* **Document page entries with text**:
────────────────
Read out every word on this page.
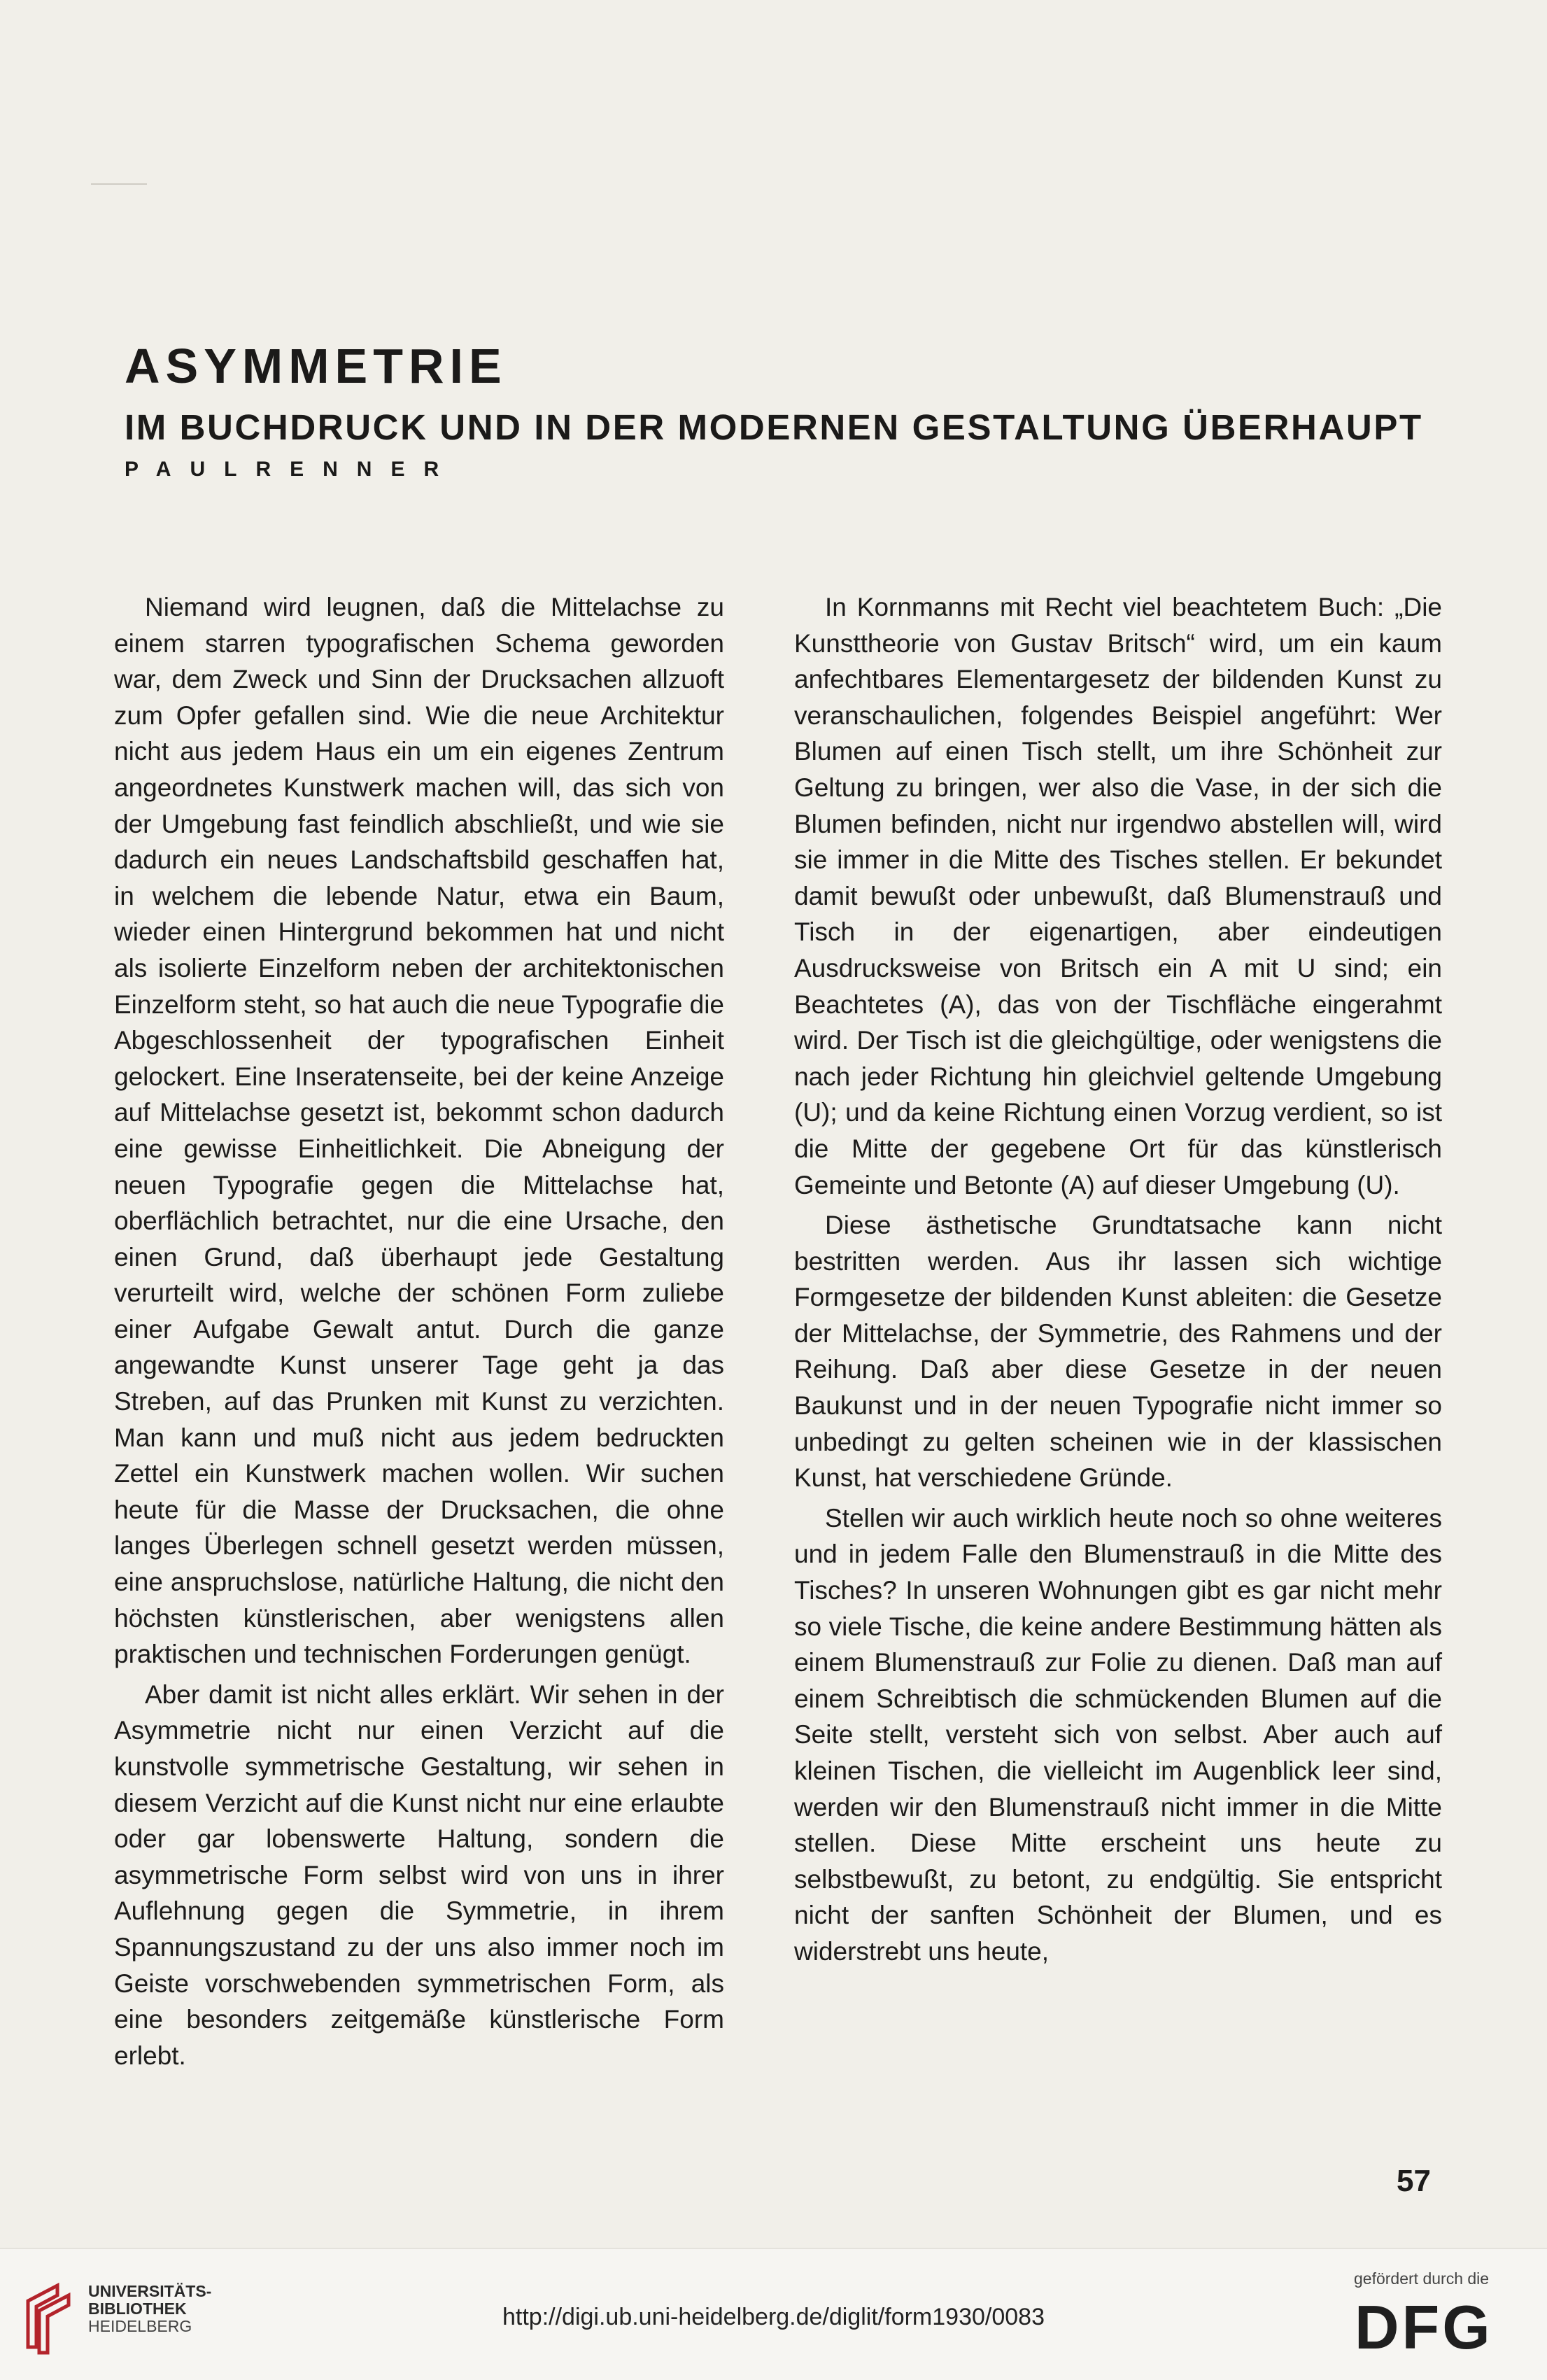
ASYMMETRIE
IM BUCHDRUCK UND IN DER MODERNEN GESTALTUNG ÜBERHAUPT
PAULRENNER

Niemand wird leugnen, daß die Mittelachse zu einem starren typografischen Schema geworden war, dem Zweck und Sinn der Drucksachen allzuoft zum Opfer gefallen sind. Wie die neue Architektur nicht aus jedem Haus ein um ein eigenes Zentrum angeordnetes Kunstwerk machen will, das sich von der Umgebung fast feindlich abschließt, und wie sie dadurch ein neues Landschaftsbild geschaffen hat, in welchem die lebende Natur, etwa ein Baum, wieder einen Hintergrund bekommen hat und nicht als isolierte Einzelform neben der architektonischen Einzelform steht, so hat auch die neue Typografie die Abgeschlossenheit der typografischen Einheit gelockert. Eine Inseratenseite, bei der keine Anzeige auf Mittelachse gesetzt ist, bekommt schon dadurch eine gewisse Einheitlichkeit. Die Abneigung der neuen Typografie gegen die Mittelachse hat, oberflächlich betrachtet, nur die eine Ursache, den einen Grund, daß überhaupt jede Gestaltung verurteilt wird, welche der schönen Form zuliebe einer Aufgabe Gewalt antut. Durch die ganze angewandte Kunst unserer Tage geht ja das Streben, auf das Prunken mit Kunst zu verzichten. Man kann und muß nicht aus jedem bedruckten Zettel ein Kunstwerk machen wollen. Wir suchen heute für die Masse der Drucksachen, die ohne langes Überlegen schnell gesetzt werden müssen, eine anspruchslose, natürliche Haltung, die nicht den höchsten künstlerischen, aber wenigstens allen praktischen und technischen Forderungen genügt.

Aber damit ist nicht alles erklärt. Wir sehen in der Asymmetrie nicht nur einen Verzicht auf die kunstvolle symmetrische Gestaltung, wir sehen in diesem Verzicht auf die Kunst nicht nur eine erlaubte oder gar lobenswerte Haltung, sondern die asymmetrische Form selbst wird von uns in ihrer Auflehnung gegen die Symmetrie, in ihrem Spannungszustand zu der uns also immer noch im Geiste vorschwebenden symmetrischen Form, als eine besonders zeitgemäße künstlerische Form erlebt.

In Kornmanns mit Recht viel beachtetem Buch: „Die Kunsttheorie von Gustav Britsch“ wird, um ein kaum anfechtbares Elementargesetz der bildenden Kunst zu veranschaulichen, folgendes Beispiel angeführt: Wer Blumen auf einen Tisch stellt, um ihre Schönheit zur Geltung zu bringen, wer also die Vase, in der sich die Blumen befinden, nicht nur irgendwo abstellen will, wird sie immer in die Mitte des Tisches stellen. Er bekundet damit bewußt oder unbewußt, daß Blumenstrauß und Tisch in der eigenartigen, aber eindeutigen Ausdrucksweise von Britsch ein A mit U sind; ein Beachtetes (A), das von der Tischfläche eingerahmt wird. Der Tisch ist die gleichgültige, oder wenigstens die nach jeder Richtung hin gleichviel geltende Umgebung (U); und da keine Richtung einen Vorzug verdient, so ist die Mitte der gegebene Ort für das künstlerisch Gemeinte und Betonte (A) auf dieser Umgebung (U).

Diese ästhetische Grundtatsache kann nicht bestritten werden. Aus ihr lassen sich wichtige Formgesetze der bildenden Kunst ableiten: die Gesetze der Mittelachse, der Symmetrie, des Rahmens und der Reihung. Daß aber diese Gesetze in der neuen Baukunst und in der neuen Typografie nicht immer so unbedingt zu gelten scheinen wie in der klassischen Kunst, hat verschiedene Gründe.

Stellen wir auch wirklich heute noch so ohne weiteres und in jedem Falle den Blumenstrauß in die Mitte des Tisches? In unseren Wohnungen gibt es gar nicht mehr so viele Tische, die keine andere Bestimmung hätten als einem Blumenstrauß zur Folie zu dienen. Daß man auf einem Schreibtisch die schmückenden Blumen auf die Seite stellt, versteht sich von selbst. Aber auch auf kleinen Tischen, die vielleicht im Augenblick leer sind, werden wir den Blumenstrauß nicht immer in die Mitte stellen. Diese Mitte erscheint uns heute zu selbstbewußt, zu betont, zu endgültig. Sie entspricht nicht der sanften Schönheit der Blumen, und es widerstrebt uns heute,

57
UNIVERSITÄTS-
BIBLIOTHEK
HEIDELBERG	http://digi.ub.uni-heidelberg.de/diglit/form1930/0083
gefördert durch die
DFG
────────────────
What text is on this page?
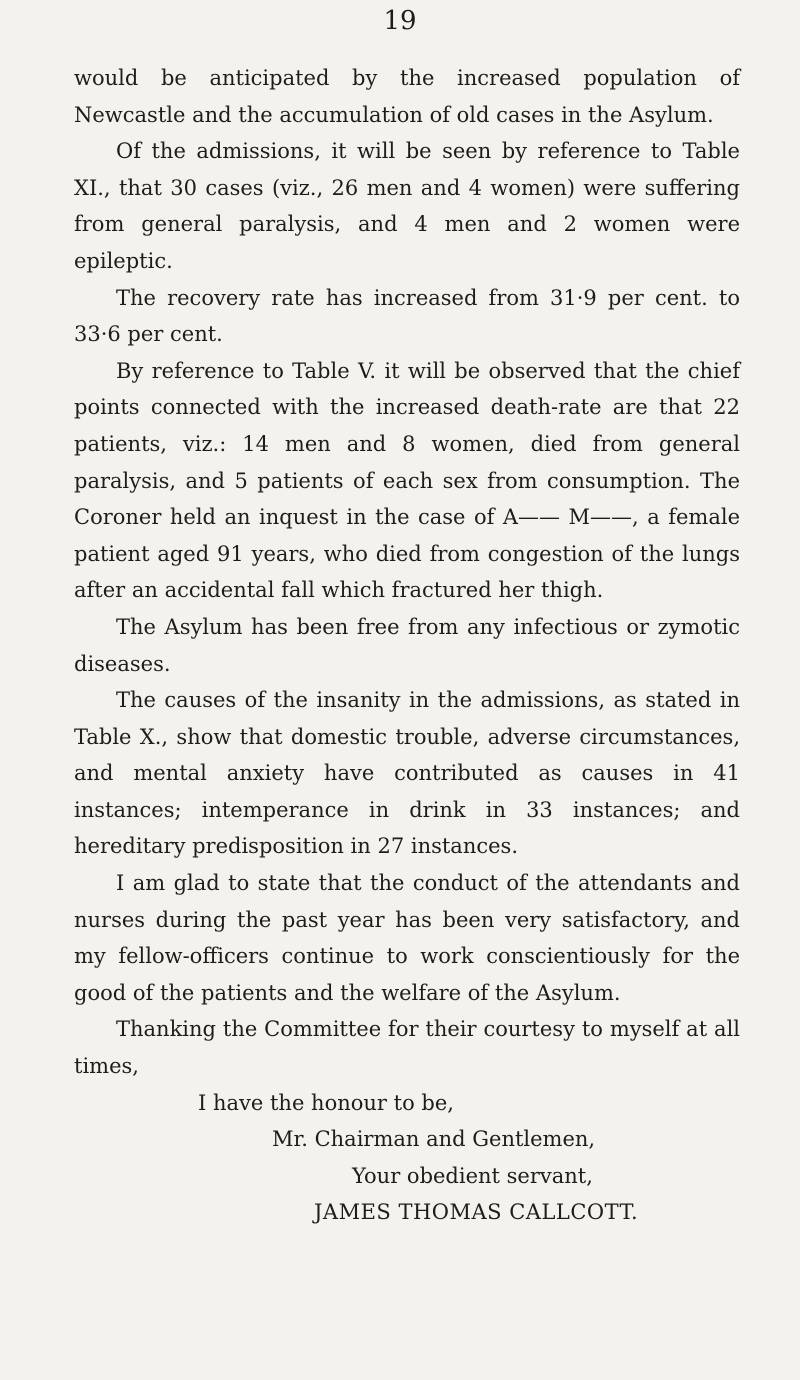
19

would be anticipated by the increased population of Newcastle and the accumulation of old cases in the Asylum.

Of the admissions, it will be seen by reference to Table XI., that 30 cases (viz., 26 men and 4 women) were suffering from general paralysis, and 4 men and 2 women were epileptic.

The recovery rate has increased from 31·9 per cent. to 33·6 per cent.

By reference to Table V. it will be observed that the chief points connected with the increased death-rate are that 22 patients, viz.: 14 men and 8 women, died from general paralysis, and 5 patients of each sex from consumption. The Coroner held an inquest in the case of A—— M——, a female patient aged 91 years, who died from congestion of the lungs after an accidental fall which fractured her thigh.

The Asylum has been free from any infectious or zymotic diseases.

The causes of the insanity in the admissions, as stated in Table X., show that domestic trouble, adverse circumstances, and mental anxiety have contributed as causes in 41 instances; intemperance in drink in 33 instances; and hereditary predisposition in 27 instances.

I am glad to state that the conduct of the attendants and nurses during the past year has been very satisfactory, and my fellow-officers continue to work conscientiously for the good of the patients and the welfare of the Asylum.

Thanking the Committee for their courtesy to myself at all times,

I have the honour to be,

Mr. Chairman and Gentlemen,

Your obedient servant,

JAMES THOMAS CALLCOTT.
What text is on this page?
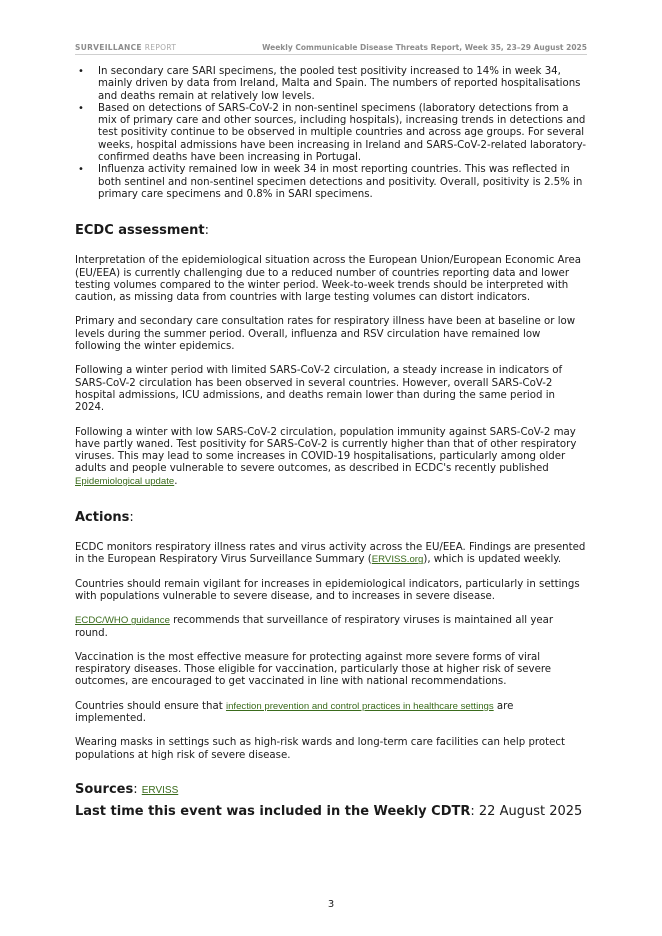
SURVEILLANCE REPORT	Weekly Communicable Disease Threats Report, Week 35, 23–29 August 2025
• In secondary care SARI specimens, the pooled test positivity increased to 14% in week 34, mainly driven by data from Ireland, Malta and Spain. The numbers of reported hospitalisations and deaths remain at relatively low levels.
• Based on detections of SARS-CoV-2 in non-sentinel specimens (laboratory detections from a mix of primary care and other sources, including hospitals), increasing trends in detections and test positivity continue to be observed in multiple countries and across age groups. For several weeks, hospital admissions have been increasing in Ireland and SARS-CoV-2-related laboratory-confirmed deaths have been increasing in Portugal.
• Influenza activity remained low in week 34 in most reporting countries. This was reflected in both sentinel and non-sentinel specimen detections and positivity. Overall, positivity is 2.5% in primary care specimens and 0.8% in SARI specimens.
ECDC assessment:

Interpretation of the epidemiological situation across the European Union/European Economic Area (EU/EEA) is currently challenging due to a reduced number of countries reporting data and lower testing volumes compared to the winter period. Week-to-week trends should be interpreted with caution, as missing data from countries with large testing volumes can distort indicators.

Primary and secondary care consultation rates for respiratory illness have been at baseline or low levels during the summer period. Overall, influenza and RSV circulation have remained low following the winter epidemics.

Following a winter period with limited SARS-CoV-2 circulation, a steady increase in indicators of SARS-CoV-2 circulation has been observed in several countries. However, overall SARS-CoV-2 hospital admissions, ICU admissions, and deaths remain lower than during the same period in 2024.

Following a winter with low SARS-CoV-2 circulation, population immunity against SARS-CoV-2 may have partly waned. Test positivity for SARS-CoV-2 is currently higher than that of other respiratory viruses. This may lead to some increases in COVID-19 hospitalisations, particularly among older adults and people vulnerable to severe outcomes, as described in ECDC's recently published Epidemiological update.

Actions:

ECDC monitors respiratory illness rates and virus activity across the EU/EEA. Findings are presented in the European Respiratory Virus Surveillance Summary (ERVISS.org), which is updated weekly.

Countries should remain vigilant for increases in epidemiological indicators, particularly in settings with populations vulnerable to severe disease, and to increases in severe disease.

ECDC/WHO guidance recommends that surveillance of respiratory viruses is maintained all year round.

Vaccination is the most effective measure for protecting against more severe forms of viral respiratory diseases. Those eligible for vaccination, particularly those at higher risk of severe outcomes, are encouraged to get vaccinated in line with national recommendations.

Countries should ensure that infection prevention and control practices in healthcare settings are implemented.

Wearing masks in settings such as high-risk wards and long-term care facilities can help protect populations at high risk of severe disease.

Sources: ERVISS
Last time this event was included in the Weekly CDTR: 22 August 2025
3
────────────────
* **Brief**: The lines above that hold the string "Asylum" are to be located and copied.

* **Expected answer**:
would be anticipated by the increased population of Newcastle and the accumulation of old cases in the Asylum.
The Asylum has been free from any infectious or zymotic diseases.
I am glad to state that the conduct of the attendants and nurses during the past year has been very satisfactory, and my fellow-officers continue to work conscientiously for the good of the patients and the welfare of the Asylum.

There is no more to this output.